[Start of Raw records]

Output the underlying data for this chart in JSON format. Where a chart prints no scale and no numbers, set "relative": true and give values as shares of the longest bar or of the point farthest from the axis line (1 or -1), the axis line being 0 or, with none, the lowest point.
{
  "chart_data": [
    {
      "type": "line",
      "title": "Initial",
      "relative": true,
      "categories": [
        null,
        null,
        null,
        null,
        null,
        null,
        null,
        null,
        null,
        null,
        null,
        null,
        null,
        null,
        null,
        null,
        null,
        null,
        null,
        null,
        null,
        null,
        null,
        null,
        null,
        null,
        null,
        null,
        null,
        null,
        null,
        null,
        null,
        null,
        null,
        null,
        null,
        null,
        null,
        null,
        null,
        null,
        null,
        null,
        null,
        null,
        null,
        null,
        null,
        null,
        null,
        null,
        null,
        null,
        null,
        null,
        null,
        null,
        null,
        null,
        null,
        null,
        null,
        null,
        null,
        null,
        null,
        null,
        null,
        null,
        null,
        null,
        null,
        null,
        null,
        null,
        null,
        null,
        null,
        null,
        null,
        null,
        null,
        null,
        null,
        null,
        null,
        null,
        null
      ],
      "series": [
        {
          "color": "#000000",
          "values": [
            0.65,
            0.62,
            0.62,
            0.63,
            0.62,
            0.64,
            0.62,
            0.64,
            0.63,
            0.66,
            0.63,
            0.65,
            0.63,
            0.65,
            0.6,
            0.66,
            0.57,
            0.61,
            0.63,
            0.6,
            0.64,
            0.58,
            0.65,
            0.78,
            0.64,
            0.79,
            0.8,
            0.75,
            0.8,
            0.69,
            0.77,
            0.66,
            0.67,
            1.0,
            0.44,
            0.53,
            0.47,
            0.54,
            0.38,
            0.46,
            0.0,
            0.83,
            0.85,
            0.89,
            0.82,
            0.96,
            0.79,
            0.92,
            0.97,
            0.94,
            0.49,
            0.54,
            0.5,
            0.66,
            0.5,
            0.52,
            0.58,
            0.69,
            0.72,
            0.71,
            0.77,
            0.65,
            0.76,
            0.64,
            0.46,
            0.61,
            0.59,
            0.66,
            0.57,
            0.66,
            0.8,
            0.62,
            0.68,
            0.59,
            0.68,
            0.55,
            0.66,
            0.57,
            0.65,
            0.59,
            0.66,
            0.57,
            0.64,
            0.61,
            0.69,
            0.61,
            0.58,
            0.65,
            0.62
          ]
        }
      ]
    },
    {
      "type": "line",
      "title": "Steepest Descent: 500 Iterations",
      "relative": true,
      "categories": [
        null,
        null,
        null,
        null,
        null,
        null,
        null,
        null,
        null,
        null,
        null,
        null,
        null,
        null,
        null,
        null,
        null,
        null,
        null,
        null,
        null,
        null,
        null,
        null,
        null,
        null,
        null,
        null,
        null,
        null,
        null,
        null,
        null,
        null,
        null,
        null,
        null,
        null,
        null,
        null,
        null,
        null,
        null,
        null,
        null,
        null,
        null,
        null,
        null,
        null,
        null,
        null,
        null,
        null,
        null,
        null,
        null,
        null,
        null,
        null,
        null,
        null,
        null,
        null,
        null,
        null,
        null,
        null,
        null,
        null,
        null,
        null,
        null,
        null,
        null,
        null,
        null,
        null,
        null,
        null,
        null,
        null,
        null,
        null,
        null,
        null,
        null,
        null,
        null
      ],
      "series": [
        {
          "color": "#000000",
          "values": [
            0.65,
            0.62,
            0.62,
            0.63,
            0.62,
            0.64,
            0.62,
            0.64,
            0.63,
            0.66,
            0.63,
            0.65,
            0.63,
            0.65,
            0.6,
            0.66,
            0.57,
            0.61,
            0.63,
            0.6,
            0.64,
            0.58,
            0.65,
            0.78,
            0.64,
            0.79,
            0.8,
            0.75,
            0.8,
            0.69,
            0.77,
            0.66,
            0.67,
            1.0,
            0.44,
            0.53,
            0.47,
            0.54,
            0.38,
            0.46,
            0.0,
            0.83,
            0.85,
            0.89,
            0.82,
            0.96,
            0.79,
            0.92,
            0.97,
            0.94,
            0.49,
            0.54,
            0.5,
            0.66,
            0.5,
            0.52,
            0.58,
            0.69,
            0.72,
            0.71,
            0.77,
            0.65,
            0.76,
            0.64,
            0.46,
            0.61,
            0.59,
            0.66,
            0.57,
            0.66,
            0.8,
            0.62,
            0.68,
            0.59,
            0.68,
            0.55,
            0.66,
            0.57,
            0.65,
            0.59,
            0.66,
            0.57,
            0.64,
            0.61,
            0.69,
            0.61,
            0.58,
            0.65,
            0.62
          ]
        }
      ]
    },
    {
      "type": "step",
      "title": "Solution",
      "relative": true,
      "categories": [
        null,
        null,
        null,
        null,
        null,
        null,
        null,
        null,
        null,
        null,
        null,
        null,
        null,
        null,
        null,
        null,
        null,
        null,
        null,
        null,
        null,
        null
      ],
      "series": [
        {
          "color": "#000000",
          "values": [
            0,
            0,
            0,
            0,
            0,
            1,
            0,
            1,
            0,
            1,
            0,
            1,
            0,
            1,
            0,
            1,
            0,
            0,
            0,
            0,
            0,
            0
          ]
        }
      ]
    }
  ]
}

[End of Raw records]
[Start of Raw records]

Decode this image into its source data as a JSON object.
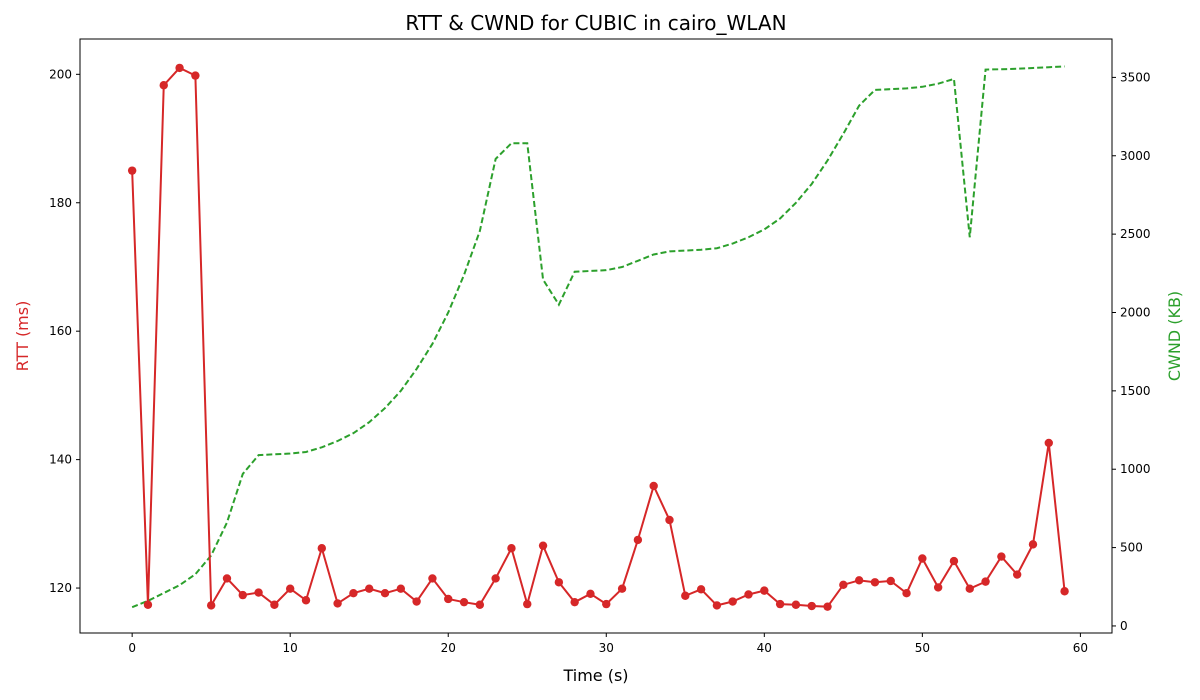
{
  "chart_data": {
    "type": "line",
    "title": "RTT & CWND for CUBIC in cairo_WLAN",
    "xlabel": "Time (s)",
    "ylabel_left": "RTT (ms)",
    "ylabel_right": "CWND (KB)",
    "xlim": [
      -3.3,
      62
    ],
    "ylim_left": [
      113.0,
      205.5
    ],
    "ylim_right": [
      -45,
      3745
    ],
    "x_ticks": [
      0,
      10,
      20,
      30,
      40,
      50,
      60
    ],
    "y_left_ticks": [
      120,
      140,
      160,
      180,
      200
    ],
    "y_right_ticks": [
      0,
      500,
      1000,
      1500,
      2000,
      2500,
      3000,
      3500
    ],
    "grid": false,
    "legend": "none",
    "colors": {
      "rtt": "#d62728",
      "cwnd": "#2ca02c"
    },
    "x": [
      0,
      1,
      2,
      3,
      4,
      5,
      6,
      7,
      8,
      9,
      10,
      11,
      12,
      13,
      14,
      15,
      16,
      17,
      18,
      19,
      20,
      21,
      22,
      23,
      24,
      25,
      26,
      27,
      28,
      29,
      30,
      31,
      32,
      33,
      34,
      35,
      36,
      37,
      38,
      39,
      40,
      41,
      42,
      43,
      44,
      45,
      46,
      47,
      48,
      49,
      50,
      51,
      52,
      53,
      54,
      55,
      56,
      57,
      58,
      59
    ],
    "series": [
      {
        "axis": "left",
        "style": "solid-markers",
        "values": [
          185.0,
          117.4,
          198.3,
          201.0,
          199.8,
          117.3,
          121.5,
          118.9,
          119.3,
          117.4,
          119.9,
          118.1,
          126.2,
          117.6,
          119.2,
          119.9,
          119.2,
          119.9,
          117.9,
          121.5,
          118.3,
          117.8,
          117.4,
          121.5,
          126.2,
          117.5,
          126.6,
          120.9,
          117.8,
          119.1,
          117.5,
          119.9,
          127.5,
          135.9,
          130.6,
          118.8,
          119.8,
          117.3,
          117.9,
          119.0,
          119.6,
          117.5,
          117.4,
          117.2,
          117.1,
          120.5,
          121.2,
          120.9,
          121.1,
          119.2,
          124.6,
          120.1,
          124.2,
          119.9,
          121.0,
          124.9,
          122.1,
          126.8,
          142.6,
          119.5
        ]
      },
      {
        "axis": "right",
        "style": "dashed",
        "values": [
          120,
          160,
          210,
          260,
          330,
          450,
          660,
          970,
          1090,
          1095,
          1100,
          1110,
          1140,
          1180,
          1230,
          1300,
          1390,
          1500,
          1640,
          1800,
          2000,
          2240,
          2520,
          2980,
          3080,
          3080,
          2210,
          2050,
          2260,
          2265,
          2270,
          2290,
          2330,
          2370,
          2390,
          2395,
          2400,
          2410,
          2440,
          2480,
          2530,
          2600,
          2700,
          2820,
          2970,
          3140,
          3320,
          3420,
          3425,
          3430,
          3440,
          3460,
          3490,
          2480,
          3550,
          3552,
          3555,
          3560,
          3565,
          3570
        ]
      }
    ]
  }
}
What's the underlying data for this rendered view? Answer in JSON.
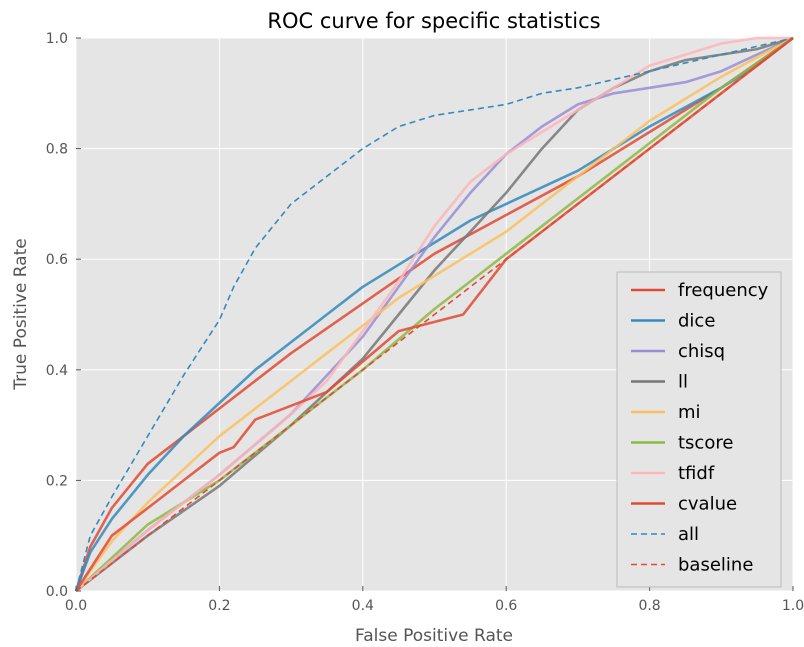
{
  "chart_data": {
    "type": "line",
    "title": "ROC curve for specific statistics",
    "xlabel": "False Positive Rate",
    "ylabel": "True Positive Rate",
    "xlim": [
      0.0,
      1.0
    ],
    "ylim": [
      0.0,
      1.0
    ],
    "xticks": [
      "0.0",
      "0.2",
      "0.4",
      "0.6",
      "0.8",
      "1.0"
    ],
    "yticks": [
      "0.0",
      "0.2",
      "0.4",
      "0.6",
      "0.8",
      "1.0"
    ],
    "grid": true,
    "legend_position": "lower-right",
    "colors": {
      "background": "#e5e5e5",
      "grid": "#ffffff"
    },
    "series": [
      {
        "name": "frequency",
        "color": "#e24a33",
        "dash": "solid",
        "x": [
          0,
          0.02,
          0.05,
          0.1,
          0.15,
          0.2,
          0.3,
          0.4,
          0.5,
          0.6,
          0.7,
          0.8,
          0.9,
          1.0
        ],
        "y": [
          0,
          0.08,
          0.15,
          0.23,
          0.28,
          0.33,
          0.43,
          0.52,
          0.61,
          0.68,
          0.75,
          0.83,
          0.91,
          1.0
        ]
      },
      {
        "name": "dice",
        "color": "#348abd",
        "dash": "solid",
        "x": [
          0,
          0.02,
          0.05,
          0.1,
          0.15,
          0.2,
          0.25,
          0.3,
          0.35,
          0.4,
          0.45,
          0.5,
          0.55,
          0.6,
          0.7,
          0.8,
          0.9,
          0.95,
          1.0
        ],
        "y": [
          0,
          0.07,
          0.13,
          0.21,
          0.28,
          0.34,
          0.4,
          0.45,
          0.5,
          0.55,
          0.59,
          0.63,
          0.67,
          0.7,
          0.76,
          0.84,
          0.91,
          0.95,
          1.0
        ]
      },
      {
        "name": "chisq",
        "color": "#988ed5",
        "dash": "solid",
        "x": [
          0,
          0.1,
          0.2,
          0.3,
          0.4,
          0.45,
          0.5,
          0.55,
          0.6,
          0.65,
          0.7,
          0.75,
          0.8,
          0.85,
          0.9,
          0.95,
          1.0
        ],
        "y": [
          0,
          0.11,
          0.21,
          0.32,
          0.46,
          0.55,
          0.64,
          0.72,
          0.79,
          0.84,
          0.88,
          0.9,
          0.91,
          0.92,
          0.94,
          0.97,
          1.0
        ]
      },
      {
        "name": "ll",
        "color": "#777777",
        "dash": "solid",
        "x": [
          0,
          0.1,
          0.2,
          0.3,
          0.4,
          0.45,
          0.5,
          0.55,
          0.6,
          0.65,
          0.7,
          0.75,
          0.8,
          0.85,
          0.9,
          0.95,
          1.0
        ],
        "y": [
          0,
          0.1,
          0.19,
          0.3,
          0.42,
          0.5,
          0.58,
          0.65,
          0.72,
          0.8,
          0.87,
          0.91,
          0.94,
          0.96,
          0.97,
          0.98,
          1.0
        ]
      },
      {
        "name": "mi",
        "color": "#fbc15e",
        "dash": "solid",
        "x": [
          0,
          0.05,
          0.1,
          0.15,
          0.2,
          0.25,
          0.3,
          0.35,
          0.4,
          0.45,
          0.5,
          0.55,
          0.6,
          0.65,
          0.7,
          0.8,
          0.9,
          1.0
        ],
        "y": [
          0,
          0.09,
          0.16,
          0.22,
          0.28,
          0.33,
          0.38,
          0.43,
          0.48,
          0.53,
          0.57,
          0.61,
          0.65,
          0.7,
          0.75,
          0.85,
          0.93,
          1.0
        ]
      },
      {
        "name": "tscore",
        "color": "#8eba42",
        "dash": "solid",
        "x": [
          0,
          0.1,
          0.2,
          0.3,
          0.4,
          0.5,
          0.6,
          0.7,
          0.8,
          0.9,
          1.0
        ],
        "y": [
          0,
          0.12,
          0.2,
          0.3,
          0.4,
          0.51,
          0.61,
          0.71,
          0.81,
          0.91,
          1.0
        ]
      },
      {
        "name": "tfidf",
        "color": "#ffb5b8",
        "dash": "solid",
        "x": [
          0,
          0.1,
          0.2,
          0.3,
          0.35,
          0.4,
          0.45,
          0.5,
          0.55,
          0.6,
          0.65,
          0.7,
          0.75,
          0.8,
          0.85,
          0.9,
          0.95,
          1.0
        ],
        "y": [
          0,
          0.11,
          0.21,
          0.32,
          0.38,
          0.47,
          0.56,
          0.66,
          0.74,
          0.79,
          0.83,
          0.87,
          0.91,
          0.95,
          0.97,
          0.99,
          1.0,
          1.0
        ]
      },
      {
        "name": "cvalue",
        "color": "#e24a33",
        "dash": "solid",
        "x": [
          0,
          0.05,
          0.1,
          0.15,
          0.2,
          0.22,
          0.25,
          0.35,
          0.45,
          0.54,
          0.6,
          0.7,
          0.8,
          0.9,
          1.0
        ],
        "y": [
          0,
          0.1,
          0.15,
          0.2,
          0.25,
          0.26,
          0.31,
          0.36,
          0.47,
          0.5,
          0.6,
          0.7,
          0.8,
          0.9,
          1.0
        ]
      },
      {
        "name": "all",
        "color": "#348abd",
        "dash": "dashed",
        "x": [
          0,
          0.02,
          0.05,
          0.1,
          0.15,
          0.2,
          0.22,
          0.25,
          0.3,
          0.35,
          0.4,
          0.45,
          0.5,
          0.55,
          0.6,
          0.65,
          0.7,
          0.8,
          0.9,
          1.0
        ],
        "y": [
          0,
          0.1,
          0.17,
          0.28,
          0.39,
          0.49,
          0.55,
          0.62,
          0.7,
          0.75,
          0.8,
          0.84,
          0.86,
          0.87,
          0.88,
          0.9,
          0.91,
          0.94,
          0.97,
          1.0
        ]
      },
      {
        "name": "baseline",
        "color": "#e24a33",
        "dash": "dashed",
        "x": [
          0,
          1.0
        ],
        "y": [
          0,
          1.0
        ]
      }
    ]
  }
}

[End of Raw records]

> _Your task_
Identify all lines where the word "Positive" shows up. Copy them.

> _Answer_
    "xlabel": "False Positive Rate",
    "ylabel": "True Positive Rate",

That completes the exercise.